Your goal:
Below is a block of records; return all of them exactly, but without the images.

Data lines:
____
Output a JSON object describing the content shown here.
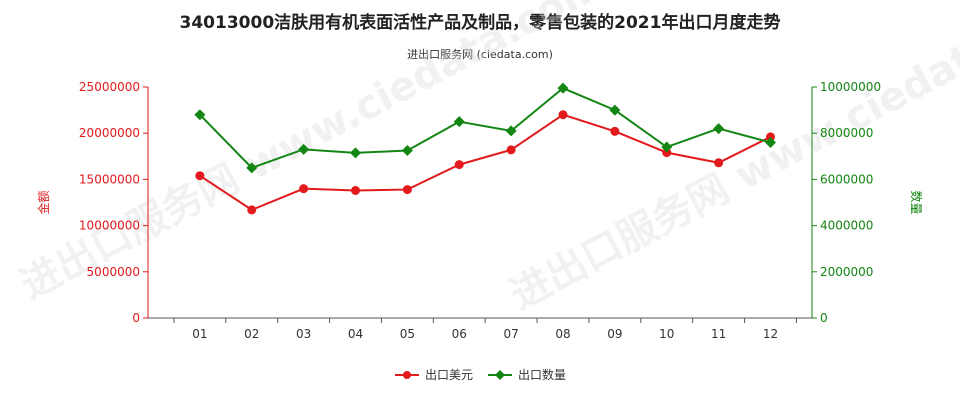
{
  "title": "34013000洁肤用有机表面活性产品及制品，零售包装的2021年出口月度走势",
  "subtitle": "进出口服务网 (ciedata.com)",
  "watermark": "进出口服务网 www.ciedata.com",
  "colors": {
    "amount": "#e31a1c",
    "quantity": "#138613",
    "axis_left": "#e31a1c",
    "axis_right": "#138613"
  },
  "chart_data": {
    "type": "line",
    "categories": [
      "01",
      "02",
      "03",
      "04",
      "05",
      "06",
      "07",
      "08",
      "09",
      "10",
      "11",
      "12"
    ],
    "y_left": {
      "label": "金额",
      "range": [
        0,
        25000000
      ],
      "ticks": [
        "0",
        "5000000",
        "10000000",
        "15000000",
        "20000000",
        "25000000"
      ]
    },
    "y_right": {
      "label": "数量",
      "range": [
        0,
        10000000
      ],
      "ticks": [
        "0",
        "2000000",
        "4000000",
        "6000000",
        "8000000",
        "10000000"
      ]
    },
    "series": [
      {
        "name": "出口美元",
        "axis": "left",
        "color": "#e31a1c",
        "values": [
          15400000,
          11700000,
          14000000,
          13800000,
          13900000,
          16600000,
          18200000,
          22000000,
          20200000,
          17900000,
          16800000,
          19600000
        ]
      },
      {
        "name": "出口数量",
        "axis": "right",
        "color": "#138613",
        "values": [
          8800000,
          6500000,
          7300000,
          7150000,
          7250000,
          8500000,
          8100000,
          9950000,
          9000000,
          7400000,
          8200000,
          7600000
        ]
      }
    ],
    "grid": false,
    "legend": "bottom-center"
  }
}
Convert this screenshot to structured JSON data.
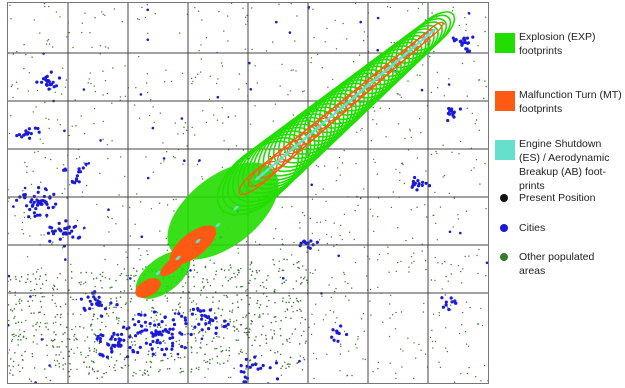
{
  "colors": {
    "explosion": "#22dd00",
    "malfunction": "#ff5a14",
    "shutdown": "#66e0cc",
    "present": "#111111",
    "cities": "#1a1ad8",
    "other_populated": "#3a7a30",
    "grid": "#444444"
  },
  "legend": {
    "items": [
      {
        "key": "explosion",
        "kind": "swatch",
        "label": "Explosion (EXP) footprints"
      },
      {
        "key": "malfunction",
        "kind": "swatch",
        "label": "Malfunction Turn (MT) footprints"
      },
      {
        "key": "shutdown",
        "kind": "swatch",
        "label": "Engine Shutdown (ES) / Aerodynamic Breakup (AB) foot-prints"
      },
      {
        "key": "present",
        "kind": "dot",
        "label": "Present Position"
      },
      {
        "key": "cities",
        "kind": "dot",
        "label": "Cities"
      },
      {
        "key": "other_populated",
        "kind": "dot",
        "label": "Other populated areas"
      }
    ]
  }
}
____
Exercise output:
Output a JSON object describing the content shown here.
{
  "title": "34013000洁肤用有机表面活性产品及制品，零售包装的2021年出口月度走势",
  "subtitle": "进出口服务网 (ciedata.com)",
  "watermark": "进出口服务网 www.ciedata.com",
  "colors": {
    "amount": "#e31a1c",
    "quantity": "#138613",
    "axis_left": "#e31a1c",
    "axis_right": "#138613"
  },
  "chart_data": {
    "type": "line",
    "categories": [
      "01",
      "02",
      "03",
      "04",
      "05",
      "06",
      "07",
      "08",
      "09",
      "10",
      "11",
      "12"
    ],
    "y_left": {
      "label": "金额",
      "range": [
        0,
        25000000
      ],
      "ticks": [
        "0",
        "5000000",
        "10000000",
        "15000000",
        "20000000",
        "25000000"
      ]
    },
    "y_right": {
      "label": "数量",
      "range": [
        0,
        10000000
      ],
      "ticks": [
        "0",
        "2000000",
        "4000000",
        "6000000",
        "8000000",
        "10000000"
      ]
    },
    "series": [
      {
        "name": "出口美元",
        "axis": "left",
        "color": "#e31a1c",
        "values": [
          15400000,
          11700000,
          14000000,
          13800000,
          13900000,
          16600000,
          18200000,
          22000000,
          20200000,
          17900000,
          16800000,
          19600000
        ]
      },
      {
        "name": "出口数量",
        "axis": "right",
        "color": "#138613",
        "values": [
          8800000,
          6500000,
          7300000,
          7150000,
          7250000,
          8500000,
          8100000,
          9950000,
          9000000,
          7400000,
          8200000,
          7600000
        ]
      }
    ],
    "grid": false,
    "legend": "bottom-center"
  }
}
Convert this screenshot to structured JSON data.
{
  "colors": {
    "explosion": "#22dd00",
    "malfunction": "#ff5a14",
    "shutdown": "#66e0cc",
    "present": "#111111",
    "cities": "#1a1ad8",
    "other_populated": "#3a7a30",
    "grid": "#444444"
  },
  "legend": {
    "items": [
      {
        "key": "explosion",
        "kind": "swatch",
        "label": "Explosion (EXP) footprints"
      },
      {
        "key": "malfunction",
        "kind": "swatch",
        "label": "Malfunction Turn (MT) footprints"
      },
      {
        "key": "shutdown",
        "kind": "swatch",
        "label": "Engine Shutdown (ES) / Aerodynamic Breakup (AB) foot-prints"
      },
      {
        "key": "present",
        "kind": "dot",
        "label": "Present Position"
      },
      {
        "key": "cities",
        "kind": "dot",
        "label": "Cities"
      },
      {
        "key": "other_populated",
        "kind": "dot",
        "label": "Other populated areas"
      }
    ]
  }
}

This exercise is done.